■ Исходный текст
+ + + + + + +
Те из нас, кто «выиграл» в этой гонке, получили пожизненный доступ к возможностям и привилегиям, которых мы не смогли бы добиться иным способом. Вполне возможно, что многие люди склонны чувствовать своё превосходство и успешность, считая их своей заслугой и высоко оценивая эту победу, чуть ли не всю жизнь. Вынесем за скобки вопрос о том, насколько эти привилегии оправданы и насколько поднимают нас в наших глазах, и скромно заметим, что они являются социальным капиталом, который коренным образом склоняет чашу весов финансовой и статусной мобильности в нашу пользу. Этим пожизненным преимуществом обладают в лучшем случае 20% выпускников системы образования.
Что же происходит с остальными — с теми 80%, которые эту гонку, по сути, проиграли? Они обладают меньшим социальным капиталом; чаша весов склоняется не в их пользу. Вероятно, имеет значение и то, что они всю жизнь будут чувствовать себя побеждёнными, менее ценными, или думать, что они ущербны и тугодумны. Этот системный эффект ещё сильнее склоняет чашу весов не в их пользу. И вместе с тем можем ли мы рационально обосновать, почему мы доверяем системе, которая ценит столь узкий спектр человеческих талантов и которая измеряет достижения в этом узком спектре способностью успешно сдавать экзамены?
+ + + + + + +
■ Элементы набора данных
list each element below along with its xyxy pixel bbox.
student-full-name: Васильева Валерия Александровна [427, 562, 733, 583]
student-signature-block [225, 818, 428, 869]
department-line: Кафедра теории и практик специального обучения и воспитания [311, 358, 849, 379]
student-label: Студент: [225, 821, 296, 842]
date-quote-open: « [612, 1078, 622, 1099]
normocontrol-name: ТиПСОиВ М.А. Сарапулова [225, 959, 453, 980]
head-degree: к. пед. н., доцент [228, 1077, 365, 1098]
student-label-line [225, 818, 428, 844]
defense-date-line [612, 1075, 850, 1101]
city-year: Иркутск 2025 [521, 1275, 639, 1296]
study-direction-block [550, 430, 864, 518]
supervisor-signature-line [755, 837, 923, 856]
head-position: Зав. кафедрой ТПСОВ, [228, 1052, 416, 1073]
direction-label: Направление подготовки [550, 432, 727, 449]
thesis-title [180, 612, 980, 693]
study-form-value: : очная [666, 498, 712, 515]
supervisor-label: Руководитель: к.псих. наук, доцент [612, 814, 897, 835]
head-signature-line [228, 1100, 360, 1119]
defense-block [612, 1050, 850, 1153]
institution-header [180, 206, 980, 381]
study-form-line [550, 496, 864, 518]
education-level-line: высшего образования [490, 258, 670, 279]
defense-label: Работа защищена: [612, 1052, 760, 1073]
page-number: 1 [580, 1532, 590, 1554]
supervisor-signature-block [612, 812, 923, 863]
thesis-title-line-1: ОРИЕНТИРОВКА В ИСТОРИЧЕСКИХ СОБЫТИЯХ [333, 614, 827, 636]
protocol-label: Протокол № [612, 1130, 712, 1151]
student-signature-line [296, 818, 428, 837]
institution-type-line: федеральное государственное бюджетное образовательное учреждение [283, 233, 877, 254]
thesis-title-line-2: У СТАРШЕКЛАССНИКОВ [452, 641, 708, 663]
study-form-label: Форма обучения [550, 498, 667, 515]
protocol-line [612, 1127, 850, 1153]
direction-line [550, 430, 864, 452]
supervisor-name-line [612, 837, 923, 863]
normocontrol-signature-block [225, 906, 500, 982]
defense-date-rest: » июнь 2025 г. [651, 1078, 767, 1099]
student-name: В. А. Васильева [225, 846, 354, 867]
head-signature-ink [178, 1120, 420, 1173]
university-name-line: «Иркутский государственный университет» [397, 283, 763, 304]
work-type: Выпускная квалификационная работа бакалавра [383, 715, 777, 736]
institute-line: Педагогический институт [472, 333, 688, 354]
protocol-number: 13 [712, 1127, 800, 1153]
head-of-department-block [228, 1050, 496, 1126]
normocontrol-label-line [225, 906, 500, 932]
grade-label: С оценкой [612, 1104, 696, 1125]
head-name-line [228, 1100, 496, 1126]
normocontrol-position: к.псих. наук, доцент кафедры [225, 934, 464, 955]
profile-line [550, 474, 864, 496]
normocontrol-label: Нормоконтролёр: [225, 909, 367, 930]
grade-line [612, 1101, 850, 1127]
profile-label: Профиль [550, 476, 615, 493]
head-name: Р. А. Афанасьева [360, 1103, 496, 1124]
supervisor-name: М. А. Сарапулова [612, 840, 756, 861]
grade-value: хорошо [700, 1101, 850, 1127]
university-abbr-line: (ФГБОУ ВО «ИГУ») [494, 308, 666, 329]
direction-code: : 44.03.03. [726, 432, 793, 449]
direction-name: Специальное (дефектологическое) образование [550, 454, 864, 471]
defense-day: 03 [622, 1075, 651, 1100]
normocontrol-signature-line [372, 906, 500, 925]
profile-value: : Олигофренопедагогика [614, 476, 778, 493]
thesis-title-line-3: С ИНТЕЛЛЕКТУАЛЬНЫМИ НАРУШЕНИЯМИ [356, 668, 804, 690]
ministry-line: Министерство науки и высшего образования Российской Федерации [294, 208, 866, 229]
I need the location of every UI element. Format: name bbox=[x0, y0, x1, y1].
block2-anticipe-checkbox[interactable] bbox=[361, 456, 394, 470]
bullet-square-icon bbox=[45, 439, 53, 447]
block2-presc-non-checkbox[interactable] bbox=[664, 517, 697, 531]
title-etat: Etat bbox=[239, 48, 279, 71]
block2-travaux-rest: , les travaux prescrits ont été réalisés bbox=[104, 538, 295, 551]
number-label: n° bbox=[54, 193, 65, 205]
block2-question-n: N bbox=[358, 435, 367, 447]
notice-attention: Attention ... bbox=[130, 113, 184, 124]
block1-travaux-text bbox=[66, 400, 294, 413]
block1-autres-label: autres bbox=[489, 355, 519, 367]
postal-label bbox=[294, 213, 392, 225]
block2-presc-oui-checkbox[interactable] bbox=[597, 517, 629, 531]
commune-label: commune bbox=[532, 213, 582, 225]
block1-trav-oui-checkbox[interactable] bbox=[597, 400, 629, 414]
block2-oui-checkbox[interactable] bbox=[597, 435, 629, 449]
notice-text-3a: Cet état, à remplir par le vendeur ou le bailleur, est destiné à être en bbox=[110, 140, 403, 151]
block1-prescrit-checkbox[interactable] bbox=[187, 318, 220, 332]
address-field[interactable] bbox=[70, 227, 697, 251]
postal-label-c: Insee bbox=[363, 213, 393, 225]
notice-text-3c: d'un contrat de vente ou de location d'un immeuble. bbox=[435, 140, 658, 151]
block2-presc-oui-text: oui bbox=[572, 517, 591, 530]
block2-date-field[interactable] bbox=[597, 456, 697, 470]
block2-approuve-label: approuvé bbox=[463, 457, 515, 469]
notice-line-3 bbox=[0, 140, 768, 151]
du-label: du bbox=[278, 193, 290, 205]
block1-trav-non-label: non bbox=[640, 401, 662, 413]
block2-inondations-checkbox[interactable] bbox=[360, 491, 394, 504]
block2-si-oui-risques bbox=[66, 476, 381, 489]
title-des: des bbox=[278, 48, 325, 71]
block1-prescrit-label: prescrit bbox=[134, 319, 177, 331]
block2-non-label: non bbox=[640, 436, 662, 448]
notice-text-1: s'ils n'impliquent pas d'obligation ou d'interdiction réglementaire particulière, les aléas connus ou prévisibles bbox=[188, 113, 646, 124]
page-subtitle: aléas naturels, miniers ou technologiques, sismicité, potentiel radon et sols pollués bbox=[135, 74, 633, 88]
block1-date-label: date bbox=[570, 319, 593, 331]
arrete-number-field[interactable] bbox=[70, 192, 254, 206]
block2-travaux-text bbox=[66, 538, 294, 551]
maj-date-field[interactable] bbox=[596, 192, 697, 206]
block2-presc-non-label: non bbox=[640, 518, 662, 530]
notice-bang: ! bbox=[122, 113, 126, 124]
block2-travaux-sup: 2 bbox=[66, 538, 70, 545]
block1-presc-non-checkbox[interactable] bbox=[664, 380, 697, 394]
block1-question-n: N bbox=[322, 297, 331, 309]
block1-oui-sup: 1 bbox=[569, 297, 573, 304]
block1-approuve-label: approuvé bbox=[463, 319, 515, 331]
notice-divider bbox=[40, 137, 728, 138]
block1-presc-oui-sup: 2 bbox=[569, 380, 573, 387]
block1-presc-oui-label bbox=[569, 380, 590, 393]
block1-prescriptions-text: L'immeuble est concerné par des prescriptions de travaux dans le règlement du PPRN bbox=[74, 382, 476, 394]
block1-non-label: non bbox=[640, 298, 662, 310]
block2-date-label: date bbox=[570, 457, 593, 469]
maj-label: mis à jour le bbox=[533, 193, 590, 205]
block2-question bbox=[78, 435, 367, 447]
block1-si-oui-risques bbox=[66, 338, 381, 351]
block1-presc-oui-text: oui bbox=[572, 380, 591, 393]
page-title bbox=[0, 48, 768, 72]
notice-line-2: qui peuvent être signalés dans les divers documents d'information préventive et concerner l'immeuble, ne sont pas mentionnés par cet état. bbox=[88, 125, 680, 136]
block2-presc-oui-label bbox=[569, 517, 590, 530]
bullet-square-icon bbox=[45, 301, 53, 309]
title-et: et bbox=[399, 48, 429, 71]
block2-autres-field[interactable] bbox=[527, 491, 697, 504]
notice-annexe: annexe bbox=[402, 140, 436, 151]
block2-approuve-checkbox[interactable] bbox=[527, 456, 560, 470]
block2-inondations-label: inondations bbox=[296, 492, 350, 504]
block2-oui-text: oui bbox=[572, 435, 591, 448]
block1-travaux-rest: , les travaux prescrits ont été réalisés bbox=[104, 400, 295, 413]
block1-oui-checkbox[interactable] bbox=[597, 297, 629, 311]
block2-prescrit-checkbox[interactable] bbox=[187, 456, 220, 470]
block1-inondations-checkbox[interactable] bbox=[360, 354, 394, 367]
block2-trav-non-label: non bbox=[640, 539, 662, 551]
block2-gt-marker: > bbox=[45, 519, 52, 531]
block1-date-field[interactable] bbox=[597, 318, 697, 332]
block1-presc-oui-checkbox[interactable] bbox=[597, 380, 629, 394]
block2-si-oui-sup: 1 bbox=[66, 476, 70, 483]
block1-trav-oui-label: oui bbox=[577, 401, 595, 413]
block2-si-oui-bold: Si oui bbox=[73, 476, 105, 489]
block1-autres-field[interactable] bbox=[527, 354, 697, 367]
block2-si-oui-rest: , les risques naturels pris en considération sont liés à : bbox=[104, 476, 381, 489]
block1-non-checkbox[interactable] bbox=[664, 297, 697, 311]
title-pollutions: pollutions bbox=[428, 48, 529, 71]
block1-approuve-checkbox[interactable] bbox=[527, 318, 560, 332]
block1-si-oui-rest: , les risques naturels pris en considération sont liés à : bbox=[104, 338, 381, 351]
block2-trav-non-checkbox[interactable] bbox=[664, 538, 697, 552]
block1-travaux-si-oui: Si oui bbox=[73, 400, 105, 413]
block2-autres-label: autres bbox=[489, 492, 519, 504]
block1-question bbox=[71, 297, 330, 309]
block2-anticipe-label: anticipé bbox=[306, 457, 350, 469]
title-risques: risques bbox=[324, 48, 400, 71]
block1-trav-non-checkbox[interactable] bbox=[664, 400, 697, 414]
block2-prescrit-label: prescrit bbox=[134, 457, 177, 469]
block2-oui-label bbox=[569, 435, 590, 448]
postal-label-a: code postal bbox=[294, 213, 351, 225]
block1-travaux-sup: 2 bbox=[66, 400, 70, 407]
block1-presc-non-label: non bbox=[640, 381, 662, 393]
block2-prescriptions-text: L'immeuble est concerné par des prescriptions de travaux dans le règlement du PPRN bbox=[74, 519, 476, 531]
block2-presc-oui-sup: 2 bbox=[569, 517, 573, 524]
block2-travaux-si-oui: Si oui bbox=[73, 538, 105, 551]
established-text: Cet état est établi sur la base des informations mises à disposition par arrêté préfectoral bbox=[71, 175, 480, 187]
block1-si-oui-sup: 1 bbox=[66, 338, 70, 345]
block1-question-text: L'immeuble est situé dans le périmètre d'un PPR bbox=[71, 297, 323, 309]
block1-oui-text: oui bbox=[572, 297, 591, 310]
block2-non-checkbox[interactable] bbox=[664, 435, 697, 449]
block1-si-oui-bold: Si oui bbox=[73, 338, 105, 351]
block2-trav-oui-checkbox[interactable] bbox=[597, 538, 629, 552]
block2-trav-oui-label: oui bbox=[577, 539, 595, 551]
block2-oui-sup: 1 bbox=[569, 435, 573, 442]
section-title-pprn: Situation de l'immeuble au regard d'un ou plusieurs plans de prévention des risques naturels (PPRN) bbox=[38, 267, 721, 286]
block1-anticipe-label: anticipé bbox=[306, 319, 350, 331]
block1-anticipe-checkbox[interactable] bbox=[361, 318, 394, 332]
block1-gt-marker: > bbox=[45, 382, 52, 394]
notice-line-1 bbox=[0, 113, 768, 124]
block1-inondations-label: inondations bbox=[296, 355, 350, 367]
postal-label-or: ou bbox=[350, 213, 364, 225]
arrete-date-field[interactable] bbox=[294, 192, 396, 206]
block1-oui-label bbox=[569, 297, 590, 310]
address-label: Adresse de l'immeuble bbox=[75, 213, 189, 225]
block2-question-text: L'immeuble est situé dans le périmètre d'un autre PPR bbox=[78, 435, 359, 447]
+ + + + + + +
■ Что сделать
A. Ответьте по тексту об образовательной гонке:
(i) Какая доля выпускников системы образования в лучшем случае обладает пожизненным преимуществом?
(ii) Кем, по тексту, всю жизнь могут чувствовать себя те, кто проиграл гонку?
(iii) Чем, по тексту, измеряются достижения в узком спектре человеческих талантов?
B. Перепишите из текста об образовательной гонке часть, которая начинается со слов «Те из нас, кто» и заканчивается словами «выпускников системы образования.». Замените в ней «выпускников» на «учащихся».

■ Ответы по заданиям
A.
(i) В лучшем случае 20% выпускников.
(ii) Побеждёнными и менее ценными. Они также могут думать, что они ущербны и тугодумны.
(iii) Способностью успешно сдавать экзамены.

B.
Те из нас, кто «выиграл» в этой гонке, получили пожизненный доступ к возможностям и привилегиям, которых мы не смогли бы добиться иным способом. Вполне возможно, что многие люди склонны чувствовать своё превосходство и успешность, считая их своей заслугой и высоко оценивая эту победу, чуть ли не всю жизнь. Вынесем за скобки вопрос о том, насколько эти привилегии оправданы и насколько поднимают нас в наших глазах, и скромно заметим, что они являются социальным капиталом, который коренным образом склоняет чашу весов финансовой и статусной мобильности в нашу пользу. Этим пожизненным преимуществом обладают в лучшем случае 20% учащихся системы образования.